→ TASK GOAL
Reproduce the listing below in full and without alteration, apart from its pictures.

→ EXTRACTED ENTRIES

▼

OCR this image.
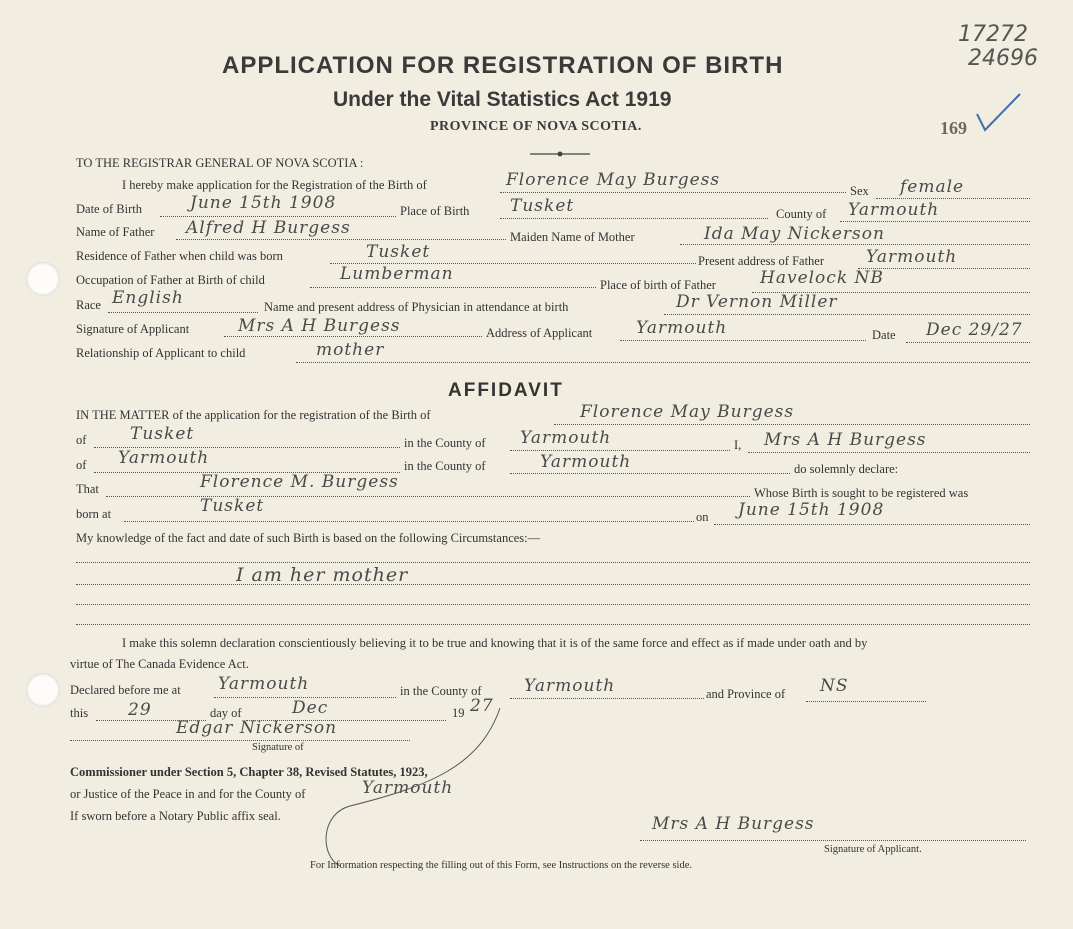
APPLICATION FOR REGISTRATION OF BIRTH
Under the Vital Statistics Act 1919
PROVINCE OF NOVA SCOTIA.
17272
24696
169
TO THE REGISTRAR GENERAL OF NOVA SCOTIA :
I hereby make application for the Registration of the Birth of	Florence May Burgess
Sex female
Date of Birth	June 15th 1908	Place of Birth Tusket	County of Yarmouth
Name of Father Alfred H Burgess	Maiden Name of Mother	Ida May Nickerson
Residence of Father when child was born	Tusket	Present address of Father Yarmouth
Occupation of Father at Birth of child	Lumberman
Place of birth of Father	Havelock NB
Race English	Name and present address of Physician in attendance at birth	Dr Vernon Miller
Signature of Applicant	Mrs A H Burgess	Address of Applicant	Yarmouth	Date Dec 29/27
Relationship of Applicant to child	mother
AFFIDAVIT
IN THE MATTER of the application for the registration of the Birth of	Florence May Burgess
of	Tusket	in the County of Yarmouth	I, Mrs A H Burgess
of Yarmouth	in the County of	Yarmouth	do solemnly declare:
That	Florence M. Burgess
Whose Birth is sought to be registered was
born at	Tusket
on June 15th 1908
My knowledge of the fact and date of such Birth is based on the following Circumstances:—
I am her mother
I make this solemn declaration conscientiously believing it to be true and knowing that it is of the same force and effect as if made under oath and by
virtue of The Canada Evidence Act.
Declared before me at Yarmouth	in the County of Yarmouth	and Province of NS
this 29	day of	Dec	19 27
Edgar Nickerson
Signature of
Commissioner under Section 5, Chapter 38, Revised Statutes, 1923,
or Justice of the Peace in and for the County of	Yarmouth
If sworn before a Notary Public affix seal.	Mrs A H Burgess
Signature of Applicant.
For Information respecting the filling out of this Form, see Instructions on the reverse side.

▲

→ CORRECT RESULT
OCR this image.
APPLICATION FOR REGISTRATION OF BIRTH
Under the Vital Statistics Act 1919
PROVINCE OF NOVA SCOTIA.
17272
24696
169
TO THE REGISTRAR GENERAL OF NOVA SCOTIA :
I hereby make application for the Registration of the Birth of	Florence May Burgess
Sex female
Date of Birth	June 15th 1908	Place of Birth Tusket	County of Yarmouth
Name of Father Alfred H Burgess	Maiden Name of Mother	Ida May Nickerson
Residence of Father when child was born	Tusket	Present address of Father Yarmouth
Occupation of Father at Birth of child	Lumberman
Place of birth of Father	Havelock NB
Race English	Name and present address of Physician in attendance at birth	Dr Vernon Miller
Signature of Applicant	Mrs A H Burgess	Address of Applicant	Yarmouth	Date Dec 29/27
Relationship of Applicant to child	mother
AFFIDAVIT
IN THE MATTER of the application for the registration of the Birth of	Florence May Burgess
of	Tusket	in the County of Yarmouth	I, Mrs A H Burgess
of Yarmouth	in the County of	Yarmouth	do solemnly declare:
That	Florence M. Burgess
Whose Birth is sought to be registered was
born at	Tusket
on June 15th 1908
My knowledge of the fact and date of such Birth is based on the following Circumstances:—
I am her mother
I make this solemn declaration conscientiously believing it to be true and knowing that it is of the same force and effect as if made under oath and by
virtue of The Canada Evidence Act.
Declared before me at Yarmouth	in the County of Yarmouth	and Province of NS
this 29	day of	Dec	19 27
Edgar Nickerson
Signature of
Commissioner under Section 5, Chapter 38, Revised Statutes, 1923,
or Justice of the Peace in and for the County of	Yarmouth
If sworn before a Notary Public affix seal.	Mrs A H Burgess
Signature of Applicant.
For Information respecting the filling out of this Form, see Instructions on the reverse side.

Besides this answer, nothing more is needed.